PROVIDED RECORDS:
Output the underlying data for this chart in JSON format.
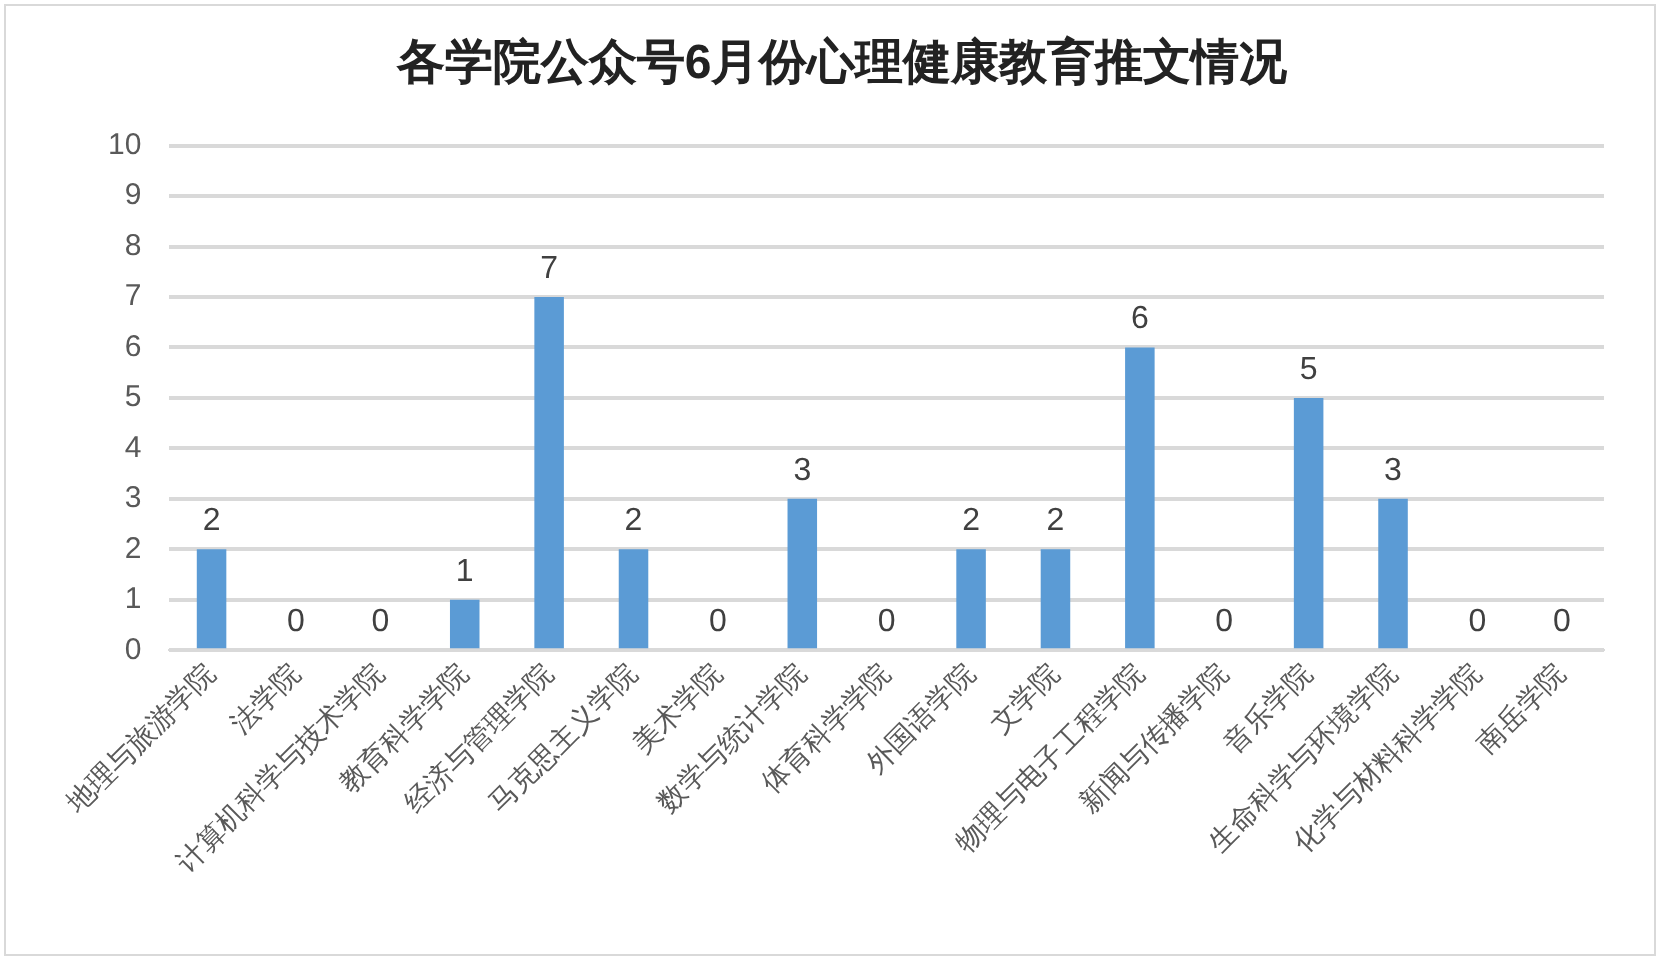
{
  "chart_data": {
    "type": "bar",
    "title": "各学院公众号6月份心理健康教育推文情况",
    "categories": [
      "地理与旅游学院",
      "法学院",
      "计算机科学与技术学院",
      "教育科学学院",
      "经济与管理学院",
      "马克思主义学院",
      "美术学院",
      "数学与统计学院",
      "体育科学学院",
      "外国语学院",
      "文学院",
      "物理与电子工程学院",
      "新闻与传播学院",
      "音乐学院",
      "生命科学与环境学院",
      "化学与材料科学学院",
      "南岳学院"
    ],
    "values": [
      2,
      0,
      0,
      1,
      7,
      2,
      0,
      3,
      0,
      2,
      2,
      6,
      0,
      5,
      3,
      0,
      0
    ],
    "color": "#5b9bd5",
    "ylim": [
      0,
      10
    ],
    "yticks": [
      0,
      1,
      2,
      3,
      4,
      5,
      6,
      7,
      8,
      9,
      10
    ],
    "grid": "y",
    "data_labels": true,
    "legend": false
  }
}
==
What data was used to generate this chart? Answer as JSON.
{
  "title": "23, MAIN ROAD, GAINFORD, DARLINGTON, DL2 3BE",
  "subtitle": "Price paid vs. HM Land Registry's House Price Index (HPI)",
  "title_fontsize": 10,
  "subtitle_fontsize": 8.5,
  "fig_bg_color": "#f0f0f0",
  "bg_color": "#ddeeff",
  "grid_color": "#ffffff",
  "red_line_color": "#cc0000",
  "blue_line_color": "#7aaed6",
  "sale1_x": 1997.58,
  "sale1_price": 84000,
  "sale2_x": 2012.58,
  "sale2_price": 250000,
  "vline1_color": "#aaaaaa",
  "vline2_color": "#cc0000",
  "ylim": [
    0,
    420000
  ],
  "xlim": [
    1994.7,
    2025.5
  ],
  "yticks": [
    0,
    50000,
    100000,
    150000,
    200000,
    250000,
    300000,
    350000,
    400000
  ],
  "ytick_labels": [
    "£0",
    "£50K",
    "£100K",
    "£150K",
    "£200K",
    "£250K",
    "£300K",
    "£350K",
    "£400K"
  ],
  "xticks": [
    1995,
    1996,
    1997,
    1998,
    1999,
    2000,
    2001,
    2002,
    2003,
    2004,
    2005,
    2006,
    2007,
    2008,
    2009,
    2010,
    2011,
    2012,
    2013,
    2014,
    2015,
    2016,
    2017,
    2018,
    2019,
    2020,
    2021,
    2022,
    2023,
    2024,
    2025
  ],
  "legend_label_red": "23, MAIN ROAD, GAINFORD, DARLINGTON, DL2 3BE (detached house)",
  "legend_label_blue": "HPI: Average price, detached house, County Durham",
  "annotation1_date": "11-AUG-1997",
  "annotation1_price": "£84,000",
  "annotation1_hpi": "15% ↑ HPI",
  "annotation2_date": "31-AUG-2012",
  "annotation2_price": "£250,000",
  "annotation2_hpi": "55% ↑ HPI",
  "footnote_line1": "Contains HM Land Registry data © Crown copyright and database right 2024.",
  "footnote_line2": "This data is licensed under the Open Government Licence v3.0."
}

PROMPT:
Count how many lines in the data contain the word "detached", giving the number without comment.

TASK OUTPUT:
2